### PROVIDED DATA ###
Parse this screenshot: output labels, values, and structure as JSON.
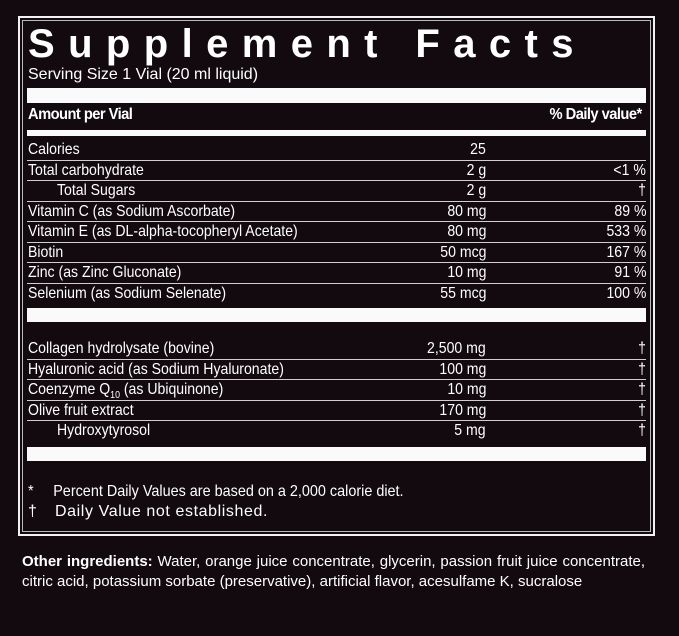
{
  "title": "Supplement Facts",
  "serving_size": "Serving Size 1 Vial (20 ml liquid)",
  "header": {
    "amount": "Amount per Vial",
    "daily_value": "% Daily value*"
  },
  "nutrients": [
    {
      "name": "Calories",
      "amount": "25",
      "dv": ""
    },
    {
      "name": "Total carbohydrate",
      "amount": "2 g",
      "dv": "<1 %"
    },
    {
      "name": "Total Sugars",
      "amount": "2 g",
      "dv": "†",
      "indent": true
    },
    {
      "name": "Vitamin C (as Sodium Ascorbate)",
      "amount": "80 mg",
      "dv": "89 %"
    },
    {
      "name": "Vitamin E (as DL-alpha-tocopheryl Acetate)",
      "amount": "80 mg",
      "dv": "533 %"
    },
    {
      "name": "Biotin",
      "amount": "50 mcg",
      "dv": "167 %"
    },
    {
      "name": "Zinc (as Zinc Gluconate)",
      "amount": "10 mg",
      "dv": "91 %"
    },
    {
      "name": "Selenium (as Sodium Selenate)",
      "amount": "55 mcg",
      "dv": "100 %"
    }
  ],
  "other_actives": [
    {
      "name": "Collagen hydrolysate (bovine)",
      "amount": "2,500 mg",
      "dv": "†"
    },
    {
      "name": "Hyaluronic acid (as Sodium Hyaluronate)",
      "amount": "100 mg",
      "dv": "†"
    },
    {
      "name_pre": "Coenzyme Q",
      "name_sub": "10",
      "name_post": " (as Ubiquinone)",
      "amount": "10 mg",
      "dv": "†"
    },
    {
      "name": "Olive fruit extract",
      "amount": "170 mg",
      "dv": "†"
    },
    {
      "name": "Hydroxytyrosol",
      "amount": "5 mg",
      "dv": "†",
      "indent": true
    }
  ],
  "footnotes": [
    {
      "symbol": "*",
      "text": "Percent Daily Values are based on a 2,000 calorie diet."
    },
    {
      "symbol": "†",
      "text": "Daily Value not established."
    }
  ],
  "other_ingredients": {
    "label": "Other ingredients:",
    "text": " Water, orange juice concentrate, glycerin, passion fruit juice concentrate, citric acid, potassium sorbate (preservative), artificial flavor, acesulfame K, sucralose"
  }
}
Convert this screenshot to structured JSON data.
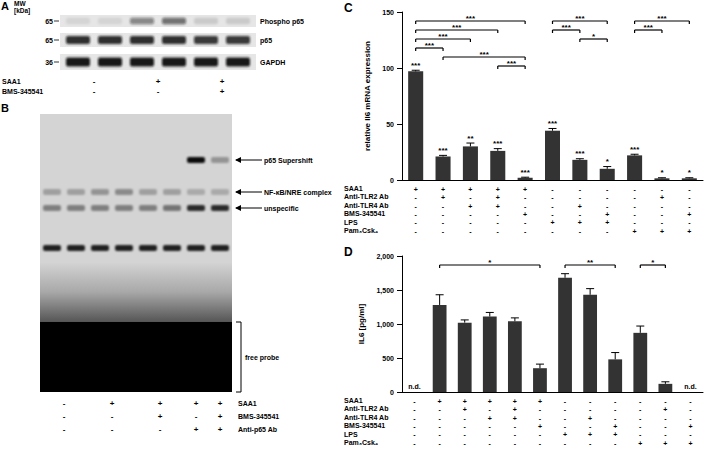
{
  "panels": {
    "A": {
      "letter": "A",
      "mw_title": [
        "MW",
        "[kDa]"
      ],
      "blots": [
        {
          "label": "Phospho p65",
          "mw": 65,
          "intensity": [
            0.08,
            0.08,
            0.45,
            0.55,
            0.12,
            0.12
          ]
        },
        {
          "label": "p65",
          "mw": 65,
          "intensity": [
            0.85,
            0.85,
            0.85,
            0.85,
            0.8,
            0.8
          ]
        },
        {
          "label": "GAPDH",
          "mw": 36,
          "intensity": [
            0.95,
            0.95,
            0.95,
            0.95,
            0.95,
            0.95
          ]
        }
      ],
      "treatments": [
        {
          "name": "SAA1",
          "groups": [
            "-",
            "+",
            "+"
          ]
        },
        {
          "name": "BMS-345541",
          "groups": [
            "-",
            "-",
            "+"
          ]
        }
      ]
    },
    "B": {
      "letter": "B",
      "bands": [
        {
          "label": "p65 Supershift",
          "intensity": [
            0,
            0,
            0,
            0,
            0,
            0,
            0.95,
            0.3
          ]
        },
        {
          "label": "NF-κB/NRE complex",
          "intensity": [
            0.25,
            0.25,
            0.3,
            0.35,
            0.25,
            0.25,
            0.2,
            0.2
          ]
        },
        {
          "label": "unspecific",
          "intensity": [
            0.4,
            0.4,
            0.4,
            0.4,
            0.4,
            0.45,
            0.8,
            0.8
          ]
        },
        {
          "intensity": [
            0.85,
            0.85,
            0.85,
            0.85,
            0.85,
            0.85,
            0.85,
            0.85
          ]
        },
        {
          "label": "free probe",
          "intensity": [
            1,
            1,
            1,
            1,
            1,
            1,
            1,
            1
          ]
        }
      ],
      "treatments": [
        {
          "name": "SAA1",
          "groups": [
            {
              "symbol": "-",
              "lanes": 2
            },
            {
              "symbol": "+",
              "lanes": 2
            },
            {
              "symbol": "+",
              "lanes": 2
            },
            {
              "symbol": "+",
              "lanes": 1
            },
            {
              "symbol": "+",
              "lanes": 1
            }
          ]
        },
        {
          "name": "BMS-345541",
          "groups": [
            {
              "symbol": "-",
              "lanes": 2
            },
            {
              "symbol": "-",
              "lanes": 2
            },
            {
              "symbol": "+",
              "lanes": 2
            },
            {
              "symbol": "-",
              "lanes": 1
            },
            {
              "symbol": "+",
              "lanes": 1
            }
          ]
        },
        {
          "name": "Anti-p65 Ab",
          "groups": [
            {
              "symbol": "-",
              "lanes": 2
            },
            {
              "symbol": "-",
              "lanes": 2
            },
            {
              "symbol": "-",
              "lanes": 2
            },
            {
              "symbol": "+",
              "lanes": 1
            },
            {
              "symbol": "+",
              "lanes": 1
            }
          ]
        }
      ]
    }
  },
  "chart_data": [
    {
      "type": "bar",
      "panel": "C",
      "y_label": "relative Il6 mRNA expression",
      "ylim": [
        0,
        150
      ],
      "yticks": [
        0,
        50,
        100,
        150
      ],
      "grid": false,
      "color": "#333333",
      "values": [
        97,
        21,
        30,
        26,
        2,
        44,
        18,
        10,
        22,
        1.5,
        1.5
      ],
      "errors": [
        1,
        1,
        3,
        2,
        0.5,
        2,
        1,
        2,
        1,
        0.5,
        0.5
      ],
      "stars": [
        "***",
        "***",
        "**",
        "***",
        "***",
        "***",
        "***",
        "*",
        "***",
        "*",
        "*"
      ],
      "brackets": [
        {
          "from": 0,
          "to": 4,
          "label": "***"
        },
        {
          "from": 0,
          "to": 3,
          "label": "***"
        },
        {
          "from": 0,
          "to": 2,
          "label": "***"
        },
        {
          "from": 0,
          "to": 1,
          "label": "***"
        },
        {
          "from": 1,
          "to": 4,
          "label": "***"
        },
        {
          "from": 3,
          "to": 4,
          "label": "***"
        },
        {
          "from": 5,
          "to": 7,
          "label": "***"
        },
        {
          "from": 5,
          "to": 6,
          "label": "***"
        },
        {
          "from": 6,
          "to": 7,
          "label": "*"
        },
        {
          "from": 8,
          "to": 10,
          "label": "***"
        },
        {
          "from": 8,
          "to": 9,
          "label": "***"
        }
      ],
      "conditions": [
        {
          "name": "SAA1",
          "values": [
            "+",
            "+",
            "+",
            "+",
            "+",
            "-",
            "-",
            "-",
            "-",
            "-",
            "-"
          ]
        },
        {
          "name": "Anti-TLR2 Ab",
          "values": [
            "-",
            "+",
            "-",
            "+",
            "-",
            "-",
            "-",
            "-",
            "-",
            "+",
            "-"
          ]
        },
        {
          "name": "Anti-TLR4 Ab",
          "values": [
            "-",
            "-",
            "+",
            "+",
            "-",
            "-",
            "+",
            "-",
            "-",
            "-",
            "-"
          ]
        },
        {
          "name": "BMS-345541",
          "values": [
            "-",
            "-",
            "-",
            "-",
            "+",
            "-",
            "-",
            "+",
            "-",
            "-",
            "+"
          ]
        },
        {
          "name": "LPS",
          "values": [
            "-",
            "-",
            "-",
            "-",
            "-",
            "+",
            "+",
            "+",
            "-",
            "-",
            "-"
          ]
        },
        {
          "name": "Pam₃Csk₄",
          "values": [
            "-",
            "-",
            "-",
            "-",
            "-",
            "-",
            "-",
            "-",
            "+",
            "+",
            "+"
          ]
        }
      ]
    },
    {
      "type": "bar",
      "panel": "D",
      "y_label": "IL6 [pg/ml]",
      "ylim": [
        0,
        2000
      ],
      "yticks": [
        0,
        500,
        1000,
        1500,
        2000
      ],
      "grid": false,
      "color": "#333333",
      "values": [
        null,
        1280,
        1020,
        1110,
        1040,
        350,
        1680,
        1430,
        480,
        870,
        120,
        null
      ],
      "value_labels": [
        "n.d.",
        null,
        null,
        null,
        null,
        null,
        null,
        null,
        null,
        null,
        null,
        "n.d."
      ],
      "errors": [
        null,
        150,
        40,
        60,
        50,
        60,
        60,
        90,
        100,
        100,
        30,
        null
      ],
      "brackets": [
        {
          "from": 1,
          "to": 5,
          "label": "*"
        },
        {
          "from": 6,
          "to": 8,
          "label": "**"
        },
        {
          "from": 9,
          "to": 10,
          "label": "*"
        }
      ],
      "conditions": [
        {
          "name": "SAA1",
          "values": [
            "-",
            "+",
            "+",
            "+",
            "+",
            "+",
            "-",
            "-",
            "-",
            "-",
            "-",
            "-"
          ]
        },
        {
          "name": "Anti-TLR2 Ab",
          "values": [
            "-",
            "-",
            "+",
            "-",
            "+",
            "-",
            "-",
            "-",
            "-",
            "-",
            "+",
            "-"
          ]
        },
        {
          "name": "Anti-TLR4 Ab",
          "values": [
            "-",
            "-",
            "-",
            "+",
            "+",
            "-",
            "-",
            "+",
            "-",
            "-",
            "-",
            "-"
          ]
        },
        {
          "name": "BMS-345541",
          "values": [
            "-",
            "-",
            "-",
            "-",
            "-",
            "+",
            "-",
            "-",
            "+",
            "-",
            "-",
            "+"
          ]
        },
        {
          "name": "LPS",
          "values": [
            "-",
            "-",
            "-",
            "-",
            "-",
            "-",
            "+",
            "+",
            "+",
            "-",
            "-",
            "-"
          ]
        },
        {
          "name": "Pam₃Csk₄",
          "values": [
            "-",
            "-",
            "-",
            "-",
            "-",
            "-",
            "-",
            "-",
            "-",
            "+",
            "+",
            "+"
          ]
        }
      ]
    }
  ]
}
###
#### EXERCISE DIRECTIONS
Copy out, from the material above, each line where the word "JSON" is present.

#### FINISHED EXERCISE
Parse this screenshot: output labels, values, and structure as JSON.
Convert this screenshot to structured JSON data.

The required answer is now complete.